#### Records to process
Start

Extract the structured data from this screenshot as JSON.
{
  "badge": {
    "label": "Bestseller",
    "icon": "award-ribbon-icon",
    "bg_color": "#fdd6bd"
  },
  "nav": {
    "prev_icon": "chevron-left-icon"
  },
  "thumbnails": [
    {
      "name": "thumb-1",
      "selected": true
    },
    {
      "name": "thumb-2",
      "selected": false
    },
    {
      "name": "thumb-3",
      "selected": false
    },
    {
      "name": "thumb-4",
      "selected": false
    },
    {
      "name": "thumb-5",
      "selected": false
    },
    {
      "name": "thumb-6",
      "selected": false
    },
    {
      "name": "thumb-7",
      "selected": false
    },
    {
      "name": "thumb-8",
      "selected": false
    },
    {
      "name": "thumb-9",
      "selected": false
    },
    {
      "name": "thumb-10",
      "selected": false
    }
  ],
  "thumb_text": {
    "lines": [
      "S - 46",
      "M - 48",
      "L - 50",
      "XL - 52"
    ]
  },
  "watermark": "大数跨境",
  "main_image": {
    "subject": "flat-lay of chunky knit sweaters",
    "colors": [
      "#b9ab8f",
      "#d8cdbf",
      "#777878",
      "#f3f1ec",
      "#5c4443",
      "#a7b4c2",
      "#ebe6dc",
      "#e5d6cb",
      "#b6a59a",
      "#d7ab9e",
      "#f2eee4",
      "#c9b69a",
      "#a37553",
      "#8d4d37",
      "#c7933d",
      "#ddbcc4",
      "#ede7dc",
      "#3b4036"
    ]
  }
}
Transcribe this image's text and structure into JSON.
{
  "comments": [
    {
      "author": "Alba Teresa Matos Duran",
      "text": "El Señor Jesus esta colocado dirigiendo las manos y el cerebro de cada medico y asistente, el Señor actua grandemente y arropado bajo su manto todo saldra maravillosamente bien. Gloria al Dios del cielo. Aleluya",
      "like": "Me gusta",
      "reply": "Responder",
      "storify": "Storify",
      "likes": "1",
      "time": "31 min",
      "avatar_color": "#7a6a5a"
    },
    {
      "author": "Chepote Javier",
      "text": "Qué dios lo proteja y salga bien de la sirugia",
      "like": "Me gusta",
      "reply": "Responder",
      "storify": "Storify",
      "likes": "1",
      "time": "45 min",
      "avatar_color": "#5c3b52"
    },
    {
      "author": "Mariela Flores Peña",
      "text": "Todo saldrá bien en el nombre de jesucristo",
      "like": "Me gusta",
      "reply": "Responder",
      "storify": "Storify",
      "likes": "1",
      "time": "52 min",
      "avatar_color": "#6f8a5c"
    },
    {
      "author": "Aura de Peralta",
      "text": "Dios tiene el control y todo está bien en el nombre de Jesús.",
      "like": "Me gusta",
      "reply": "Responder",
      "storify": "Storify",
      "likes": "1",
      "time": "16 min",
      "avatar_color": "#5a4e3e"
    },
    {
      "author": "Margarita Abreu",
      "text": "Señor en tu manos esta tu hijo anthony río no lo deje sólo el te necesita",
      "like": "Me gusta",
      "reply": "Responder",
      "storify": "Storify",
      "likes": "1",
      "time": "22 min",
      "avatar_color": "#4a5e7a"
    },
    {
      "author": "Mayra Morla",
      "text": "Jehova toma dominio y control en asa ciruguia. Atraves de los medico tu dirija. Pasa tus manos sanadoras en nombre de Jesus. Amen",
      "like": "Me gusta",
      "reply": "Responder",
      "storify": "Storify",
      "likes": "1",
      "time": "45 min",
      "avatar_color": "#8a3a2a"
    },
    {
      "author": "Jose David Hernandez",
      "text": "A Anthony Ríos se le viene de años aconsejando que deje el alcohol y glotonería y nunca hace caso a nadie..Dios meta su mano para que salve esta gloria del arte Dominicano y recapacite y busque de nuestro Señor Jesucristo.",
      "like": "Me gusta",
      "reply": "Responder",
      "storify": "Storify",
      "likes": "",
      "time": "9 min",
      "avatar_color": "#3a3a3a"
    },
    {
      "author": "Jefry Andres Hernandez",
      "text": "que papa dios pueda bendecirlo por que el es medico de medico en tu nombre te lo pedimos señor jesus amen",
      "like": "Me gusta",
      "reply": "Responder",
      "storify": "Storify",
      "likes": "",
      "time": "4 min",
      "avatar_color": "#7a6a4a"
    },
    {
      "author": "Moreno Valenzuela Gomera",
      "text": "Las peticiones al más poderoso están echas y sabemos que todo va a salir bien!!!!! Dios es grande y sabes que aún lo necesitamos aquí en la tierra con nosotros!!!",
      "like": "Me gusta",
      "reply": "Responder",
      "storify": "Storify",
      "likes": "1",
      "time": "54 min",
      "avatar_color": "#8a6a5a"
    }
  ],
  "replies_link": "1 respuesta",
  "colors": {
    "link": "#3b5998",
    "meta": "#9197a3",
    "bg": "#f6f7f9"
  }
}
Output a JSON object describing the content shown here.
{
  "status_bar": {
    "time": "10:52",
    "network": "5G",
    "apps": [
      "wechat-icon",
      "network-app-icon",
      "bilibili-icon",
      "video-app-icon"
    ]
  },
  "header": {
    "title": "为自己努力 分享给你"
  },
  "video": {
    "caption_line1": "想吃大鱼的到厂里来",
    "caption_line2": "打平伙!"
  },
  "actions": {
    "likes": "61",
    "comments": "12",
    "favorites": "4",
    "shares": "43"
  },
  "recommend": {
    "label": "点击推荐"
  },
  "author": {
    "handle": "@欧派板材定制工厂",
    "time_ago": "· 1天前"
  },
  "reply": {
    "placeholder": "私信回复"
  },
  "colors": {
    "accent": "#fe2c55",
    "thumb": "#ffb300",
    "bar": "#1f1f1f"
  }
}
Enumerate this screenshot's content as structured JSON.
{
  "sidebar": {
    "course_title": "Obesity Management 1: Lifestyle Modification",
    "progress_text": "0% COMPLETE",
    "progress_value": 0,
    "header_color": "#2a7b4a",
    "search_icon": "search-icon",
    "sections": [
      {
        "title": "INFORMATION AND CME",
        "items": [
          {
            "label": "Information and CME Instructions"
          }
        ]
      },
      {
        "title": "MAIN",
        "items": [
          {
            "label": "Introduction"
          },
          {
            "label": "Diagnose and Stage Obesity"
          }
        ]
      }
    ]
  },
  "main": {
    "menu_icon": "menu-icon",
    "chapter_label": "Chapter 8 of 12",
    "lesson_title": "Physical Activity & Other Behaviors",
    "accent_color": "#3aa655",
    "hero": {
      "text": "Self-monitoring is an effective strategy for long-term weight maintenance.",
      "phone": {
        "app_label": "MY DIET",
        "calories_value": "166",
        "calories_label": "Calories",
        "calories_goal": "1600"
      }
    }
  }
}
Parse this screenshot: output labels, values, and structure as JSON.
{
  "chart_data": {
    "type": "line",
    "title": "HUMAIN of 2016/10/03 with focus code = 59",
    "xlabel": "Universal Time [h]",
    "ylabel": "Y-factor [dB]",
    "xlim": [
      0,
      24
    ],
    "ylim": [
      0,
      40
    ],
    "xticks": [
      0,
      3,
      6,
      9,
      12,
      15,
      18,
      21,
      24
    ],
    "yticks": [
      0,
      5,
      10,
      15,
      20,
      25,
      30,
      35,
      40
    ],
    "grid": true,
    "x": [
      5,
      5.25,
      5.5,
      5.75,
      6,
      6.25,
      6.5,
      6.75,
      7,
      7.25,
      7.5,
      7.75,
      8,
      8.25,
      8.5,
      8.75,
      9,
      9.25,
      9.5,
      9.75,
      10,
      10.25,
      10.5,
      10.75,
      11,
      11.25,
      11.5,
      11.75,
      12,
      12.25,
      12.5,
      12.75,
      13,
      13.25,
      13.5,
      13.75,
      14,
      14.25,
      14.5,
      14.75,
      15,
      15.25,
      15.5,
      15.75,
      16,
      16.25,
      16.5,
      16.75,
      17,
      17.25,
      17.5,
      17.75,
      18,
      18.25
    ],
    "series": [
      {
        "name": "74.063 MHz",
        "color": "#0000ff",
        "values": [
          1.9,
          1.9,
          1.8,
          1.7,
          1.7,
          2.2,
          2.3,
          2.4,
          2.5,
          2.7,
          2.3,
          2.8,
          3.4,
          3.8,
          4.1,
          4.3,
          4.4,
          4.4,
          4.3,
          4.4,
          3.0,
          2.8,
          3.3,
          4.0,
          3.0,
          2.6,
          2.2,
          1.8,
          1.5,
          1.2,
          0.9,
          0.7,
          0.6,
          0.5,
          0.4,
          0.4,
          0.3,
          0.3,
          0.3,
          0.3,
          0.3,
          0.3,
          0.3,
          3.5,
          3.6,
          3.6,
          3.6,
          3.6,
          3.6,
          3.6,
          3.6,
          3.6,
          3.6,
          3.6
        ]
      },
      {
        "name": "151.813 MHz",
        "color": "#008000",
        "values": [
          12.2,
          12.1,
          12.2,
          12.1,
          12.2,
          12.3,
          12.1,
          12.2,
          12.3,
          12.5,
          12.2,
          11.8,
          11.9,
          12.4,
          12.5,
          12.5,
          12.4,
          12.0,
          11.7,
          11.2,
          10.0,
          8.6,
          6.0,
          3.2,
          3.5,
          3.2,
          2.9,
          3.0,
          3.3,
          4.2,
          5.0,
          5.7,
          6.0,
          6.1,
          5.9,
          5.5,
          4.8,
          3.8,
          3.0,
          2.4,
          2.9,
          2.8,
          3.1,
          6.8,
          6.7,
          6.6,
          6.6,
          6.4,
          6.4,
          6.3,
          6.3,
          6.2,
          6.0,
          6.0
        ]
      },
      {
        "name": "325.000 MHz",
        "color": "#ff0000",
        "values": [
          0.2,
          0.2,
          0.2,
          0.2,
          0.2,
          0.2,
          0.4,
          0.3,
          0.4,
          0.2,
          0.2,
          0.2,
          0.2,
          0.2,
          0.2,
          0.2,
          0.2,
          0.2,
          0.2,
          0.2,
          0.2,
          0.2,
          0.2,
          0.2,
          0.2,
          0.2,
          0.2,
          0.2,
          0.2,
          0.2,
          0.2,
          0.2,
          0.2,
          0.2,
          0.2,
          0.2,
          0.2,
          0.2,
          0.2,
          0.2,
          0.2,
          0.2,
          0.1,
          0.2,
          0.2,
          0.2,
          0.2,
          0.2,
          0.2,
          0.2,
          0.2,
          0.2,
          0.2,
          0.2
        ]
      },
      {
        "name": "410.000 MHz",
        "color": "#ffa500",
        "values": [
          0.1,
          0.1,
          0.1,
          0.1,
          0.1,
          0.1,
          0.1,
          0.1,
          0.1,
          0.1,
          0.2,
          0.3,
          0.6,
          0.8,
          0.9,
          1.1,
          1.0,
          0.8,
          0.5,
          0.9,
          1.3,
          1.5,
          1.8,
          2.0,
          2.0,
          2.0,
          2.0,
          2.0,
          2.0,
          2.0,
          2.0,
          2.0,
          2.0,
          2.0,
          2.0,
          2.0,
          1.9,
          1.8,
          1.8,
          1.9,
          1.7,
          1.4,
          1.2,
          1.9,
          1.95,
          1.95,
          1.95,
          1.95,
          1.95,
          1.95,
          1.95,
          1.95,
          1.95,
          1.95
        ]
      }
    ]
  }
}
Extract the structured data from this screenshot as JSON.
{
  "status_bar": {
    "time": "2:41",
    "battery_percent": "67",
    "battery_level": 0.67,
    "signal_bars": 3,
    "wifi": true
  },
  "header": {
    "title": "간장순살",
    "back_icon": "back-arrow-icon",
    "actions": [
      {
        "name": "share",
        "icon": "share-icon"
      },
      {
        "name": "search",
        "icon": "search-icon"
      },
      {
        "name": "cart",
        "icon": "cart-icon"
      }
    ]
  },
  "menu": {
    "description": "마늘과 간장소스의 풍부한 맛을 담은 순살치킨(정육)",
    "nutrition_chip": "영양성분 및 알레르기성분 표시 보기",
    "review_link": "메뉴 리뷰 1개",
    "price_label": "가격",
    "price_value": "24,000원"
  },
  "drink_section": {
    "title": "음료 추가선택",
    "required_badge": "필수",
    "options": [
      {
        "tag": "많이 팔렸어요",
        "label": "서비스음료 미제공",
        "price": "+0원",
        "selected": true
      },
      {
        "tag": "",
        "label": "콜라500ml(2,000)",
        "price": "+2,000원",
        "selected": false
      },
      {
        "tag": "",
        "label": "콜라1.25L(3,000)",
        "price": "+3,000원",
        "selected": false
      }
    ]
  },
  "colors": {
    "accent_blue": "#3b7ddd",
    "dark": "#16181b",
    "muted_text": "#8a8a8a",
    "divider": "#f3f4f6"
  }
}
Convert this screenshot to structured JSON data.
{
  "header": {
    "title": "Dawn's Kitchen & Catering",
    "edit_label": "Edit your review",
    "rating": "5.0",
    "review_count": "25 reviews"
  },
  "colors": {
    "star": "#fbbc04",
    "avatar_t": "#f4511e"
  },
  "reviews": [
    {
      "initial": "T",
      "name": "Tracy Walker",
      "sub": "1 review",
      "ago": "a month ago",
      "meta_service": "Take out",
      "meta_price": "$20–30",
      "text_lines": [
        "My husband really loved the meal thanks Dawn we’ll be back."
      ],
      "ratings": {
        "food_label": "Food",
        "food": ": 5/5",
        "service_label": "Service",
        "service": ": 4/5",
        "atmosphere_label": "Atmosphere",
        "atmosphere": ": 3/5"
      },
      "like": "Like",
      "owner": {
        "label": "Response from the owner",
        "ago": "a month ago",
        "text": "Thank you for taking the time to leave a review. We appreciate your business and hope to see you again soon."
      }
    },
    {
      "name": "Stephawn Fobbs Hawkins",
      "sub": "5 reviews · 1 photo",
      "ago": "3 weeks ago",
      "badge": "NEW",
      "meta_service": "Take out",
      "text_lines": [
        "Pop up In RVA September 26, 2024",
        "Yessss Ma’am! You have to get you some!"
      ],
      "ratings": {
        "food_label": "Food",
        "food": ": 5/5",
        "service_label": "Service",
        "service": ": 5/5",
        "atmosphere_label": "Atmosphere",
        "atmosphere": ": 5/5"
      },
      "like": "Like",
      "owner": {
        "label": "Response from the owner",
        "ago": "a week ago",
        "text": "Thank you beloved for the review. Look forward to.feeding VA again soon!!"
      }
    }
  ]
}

End

#### Problem requirements
Look through the entries above and report each line where the string "author" occurs.

#### Answer to the task
      "author": "Alba Teresa Matos Duran",
      "author": "Chepote Javier",
      "author": "Mariela Flores Peña",
      "author": "Aura de Peralta",
      "author": "Margarita Abreu",
      "author": "Mayra Morla",
      "author": "Jose David Hernandez",
      "author": "Jefry Andres Hernandez",
      "author": "Moreno Valenzuela Gomera",
  "author": {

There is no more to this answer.